Scan the material for the word "gerelateerd", and copy each line where it shows up.

**Extracted data entries:**
[start]
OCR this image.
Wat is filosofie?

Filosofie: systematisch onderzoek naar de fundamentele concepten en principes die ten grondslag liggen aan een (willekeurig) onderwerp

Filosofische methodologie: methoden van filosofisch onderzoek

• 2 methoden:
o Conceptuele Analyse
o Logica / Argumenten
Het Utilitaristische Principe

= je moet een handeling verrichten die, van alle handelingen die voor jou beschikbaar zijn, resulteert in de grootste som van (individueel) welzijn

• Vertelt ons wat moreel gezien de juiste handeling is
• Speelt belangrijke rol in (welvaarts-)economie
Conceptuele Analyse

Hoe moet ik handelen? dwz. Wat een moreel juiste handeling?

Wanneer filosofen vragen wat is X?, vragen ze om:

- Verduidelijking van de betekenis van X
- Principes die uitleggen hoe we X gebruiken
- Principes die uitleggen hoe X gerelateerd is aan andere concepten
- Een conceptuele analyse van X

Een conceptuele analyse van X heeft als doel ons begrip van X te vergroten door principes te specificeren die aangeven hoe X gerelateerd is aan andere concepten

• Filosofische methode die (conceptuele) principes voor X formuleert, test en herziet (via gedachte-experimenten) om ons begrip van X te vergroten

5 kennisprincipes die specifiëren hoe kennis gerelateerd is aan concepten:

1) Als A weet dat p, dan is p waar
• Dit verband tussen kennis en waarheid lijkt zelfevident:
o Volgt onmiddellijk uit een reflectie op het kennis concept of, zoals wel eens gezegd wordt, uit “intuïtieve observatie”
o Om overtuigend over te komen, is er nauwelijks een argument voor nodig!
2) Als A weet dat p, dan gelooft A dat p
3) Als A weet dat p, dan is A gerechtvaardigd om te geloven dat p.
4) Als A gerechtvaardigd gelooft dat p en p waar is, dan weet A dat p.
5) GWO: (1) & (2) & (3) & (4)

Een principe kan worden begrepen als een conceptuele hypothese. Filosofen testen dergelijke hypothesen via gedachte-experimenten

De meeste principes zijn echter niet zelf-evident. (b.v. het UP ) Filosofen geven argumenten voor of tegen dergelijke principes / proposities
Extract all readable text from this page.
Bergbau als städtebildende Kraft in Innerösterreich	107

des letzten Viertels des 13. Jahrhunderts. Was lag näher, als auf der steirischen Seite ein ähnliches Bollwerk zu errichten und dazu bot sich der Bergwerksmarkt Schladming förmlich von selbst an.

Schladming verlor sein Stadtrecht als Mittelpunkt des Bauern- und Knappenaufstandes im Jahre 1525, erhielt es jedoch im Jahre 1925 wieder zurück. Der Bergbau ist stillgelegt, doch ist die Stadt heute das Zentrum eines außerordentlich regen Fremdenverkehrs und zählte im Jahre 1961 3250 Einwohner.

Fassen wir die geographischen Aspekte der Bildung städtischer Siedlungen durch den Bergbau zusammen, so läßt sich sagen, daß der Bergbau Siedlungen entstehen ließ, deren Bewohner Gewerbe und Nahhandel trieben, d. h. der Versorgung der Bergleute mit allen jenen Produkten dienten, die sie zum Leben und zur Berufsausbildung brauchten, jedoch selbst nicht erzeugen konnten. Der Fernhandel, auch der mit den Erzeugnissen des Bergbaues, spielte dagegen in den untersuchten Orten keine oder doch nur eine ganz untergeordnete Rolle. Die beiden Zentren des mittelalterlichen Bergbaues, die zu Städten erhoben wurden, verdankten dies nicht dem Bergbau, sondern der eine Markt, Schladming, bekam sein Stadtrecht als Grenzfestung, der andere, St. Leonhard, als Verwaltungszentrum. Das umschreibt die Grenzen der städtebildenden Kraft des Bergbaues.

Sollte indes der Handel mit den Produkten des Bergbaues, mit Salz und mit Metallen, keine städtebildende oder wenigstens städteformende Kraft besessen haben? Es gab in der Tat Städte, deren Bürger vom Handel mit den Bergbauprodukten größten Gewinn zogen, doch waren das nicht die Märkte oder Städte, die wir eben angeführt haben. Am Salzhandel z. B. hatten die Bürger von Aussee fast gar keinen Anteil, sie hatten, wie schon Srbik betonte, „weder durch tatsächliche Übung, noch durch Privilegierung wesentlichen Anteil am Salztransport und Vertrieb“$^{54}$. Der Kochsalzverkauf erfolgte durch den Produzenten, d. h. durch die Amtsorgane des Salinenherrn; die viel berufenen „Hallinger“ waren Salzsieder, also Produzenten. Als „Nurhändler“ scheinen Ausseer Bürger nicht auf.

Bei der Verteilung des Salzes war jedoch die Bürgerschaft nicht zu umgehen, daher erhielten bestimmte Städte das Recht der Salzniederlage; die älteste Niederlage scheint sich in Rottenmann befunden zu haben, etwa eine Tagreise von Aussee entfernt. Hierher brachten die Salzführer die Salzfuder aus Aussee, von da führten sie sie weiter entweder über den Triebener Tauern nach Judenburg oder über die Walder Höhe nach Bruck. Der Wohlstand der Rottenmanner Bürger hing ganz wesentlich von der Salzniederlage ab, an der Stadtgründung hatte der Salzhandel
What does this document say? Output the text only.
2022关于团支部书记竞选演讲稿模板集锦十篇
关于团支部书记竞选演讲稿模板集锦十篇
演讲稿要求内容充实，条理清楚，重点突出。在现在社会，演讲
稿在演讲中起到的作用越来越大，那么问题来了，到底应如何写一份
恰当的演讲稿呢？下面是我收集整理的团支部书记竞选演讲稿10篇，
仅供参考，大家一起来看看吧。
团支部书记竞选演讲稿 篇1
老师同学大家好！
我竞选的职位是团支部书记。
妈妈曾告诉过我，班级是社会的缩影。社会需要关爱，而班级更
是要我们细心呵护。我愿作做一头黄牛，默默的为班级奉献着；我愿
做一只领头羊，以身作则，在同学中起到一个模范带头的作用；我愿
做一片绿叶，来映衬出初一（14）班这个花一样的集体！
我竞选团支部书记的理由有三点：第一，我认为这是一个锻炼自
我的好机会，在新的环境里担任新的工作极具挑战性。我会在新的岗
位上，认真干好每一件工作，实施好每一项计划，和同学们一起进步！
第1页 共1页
[end]
**Answer for this exercise:**
- Principes die uitleggen hoe X gerelateerd is aan andere concepten
Een conceptuele analyse van X heeft als doel ons begrip van X te vergroten door principes te specificeren die aangeven hoe X gerelateerd is aan andere concepten
5 kennisprincipes die specifiëren hoe kennis gerelateerd is aan concepten:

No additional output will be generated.